— EXERCISE AIM —
Pictures aside, write out every record exactly as it appears.

— MATERIAL PROVIDED —
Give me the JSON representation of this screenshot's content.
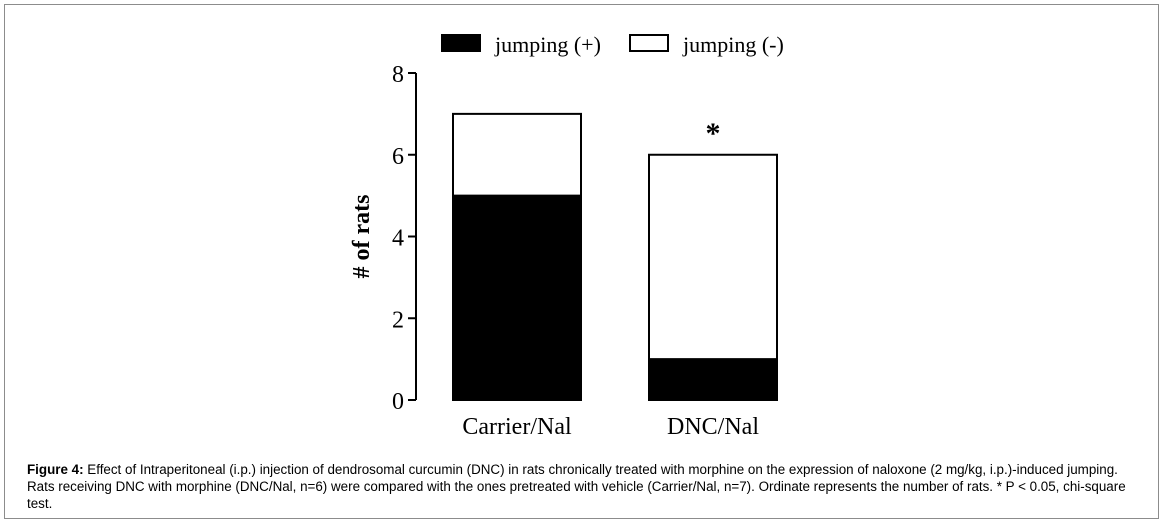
{
  "chart_data": {
    "type": "bar",
    "stacked": true,
    "categories": [
      "Carrier/Nal",
      "DNC/Nal"
    ],
    "series": [
      {
        "name": "jumping (+)",
        "values": [
          5,
          1
        ],
        "color": "#000000"
      },
      {
        "name": "jumping (-)",
        "values": [
          2,
          5
        ],
        "color": "#ffffff"
      }
    ],
    "ylabel": "# of rats",
    "xlabel": "",
    "ylim": [
      0,
      8
    ],
    "yticks": [
      "0",
      "2",
      "4",
      "6",
      "8"
    ],
    "annotations": [
      {
        "category": "DNC/Nal",
        "text": "*"
      }
    ],
    "legend_position": "top",
    "grid": false
  },
  "caption": {
    "label": "Figure 4:",
    "text": "Effect of Intraperitoneal (i.p.) injection of dendrosomal curcumin (DNC) in rats chronically treated with morphine on the expression of naloxone (2 mg/kg, i.p.)-induced jumping. Rats receiving DNC with morphine (DNC/Nal, n=6) were compared with the ones pretreated with vehicle (Carrier/Nal, n=7). Ordinate represents the number of rats. * P < 0.05, chi-square test."
  }
}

— THE ANSWER —
Give me the JSON representation of this screenshot's content.
{
  "chart_data": {
    "type": "bar",
    "stacked": true,
    "categories": [
      "Carrier/Nal",
      "DNC/Nal"
    ],
    "series": [
      {
        "name": "jumping (+)",
        "values": [
          5,
          1
        ],
        "color": "#000000"
      },
      {
        "name": "jumping (-)",
        "values": [
          2,
          5
        ],
        "color": "#ffffff"
      }
    ],
    "ylabel": "# of rats",
    "xlabel": "",
    "ylim": [
      0,
      8
    ],
    "yticks": [
      "0",
      "2",
      "4",
      "6",
      "8"
    ],
    "annotations": [
      {
        "category": "DNC/Nal",
        "text": "*"
      }
    ],
    "legend_position": "top",
    "grid": false
  },
  "caption": {
    "label": "Figure 4:",
    "text": "Effect of Intraperitoneal (i.p.) injection of dendrosomal curcumin (DNC) in rats chronically treated with morphine on the expression of naloxone (2 mg/kg, i.p.)-induced jumping. Rats receiving DNC with morphine (DNC/Nal, n=6) were compared with the ones pretreated with vehicle (Carrier/Nal, n=7). Ordinate represents the number of rats. * P < 0.05, chi-square test."
  }
}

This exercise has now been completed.